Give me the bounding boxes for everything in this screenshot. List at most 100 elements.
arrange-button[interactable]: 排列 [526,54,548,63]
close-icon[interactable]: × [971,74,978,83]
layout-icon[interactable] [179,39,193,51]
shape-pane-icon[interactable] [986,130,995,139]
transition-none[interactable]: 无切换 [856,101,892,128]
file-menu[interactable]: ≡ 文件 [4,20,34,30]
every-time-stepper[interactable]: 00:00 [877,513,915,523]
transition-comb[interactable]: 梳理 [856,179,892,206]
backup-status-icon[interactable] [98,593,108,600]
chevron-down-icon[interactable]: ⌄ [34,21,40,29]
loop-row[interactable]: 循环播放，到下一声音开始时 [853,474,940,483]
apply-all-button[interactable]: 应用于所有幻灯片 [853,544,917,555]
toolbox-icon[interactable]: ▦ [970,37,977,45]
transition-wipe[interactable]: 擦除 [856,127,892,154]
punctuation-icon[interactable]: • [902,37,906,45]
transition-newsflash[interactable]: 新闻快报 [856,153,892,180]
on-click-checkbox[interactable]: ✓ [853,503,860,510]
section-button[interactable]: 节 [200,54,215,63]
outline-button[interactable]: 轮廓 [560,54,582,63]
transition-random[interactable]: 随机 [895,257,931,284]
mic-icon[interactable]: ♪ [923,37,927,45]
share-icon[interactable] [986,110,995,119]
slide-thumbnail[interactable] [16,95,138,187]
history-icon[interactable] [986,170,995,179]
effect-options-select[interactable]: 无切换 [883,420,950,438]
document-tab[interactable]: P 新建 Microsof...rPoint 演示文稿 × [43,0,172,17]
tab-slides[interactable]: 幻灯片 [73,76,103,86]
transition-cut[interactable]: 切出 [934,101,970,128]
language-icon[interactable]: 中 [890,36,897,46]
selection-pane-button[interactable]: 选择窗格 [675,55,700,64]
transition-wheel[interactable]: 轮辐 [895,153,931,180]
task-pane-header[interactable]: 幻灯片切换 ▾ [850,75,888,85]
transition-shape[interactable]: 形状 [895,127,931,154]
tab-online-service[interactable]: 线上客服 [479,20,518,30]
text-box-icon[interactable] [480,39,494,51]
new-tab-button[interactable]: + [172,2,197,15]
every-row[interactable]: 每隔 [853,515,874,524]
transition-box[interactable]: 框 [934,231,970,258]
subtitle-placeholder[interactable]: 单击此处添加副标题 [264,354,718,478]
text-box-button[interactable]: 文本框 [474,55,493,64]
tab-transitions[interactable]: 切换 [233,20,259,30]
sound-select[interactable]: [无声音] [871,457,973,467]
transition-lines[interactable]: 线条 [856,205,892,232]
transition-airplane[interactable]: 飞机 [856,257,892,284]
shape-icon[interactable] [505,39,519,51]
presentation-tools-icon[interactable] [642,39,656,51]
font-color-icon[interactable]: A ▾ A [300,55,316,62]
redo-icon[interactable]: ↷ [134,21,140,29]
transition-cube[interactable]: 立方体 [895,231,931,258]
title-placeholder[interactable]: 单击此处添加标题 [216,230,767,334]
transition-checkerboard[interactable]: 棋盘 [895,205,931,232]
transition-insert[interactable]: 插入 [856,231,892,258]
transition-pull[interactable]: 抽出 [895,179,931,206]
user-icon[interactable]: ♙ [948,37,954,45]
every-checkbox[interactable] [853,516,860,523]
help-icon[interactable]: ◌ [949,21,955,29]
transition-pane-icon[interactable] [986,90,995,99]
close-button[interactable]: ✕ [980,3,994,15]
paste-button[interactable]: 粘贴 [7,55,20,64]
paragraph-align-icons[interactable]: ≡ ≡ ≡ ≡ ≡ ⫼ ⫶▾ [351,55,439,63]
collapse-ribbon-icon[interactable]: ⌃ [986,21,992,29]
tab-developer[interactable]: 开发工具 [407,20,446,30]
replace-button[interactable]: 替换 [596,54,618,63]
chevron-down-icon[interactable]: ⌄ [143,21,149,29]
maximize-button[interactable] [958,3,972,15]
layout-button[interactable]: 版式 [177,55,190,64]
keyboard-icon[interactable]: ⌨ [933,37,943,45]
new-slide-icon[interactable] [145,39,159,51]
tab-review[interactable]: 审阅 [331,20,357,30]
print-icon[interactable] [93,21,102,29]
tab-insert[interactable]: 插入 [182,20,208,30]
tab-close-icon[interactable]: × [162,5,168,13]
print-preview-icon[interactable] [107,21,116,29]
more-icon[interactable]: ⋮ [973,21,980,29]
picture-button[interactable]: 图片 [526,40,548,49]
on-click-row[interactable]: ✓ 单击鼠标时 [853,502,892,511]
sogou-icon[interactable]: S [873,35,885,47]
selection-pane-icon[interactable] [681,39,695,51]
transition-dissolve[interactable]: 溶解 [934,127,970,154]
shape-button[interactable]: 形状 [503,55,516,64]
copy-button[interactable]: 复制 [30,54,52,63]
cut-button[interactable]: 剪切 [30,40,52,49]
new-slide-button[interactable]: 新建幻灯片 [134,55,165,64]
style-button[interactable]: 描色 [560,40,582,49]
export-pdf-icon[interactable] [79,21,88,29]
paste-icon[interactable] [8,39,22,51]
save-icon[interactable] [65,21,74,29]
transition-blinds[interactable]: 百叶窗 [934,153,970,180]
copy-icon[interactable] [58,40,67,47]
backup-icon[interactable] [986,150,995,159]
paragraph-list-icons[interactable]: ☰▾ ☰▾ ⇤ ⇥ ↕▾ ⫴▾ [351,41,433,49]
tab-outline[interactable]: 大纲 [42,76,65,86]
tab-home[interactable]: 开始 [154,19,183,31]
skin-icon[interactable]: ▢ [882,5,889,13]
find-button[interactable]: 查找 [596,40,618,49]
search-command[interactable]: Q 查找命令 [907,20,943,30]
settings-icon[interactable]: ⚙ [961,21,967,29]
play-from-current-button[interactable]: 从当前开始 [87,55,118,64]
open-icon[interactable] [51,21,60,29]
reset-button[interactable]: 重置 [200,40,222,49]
##############################
### Directions for this task
Identify every line in the entries above that contains the string "icons", with uppercase and lowercase treated as different, and copy each of those lines.

### Solution to this problem
paragraph-align-icons[interactable]: ≡ ≡ ≡ ≡ ≡ ⫼ ⫶▾ [351,55,439,63]
paragraph-list-icons[interactable]: ☰▾ ☰▾ ⇤ ⇥ ↕▾ ⫴▾ [351,41,433,49]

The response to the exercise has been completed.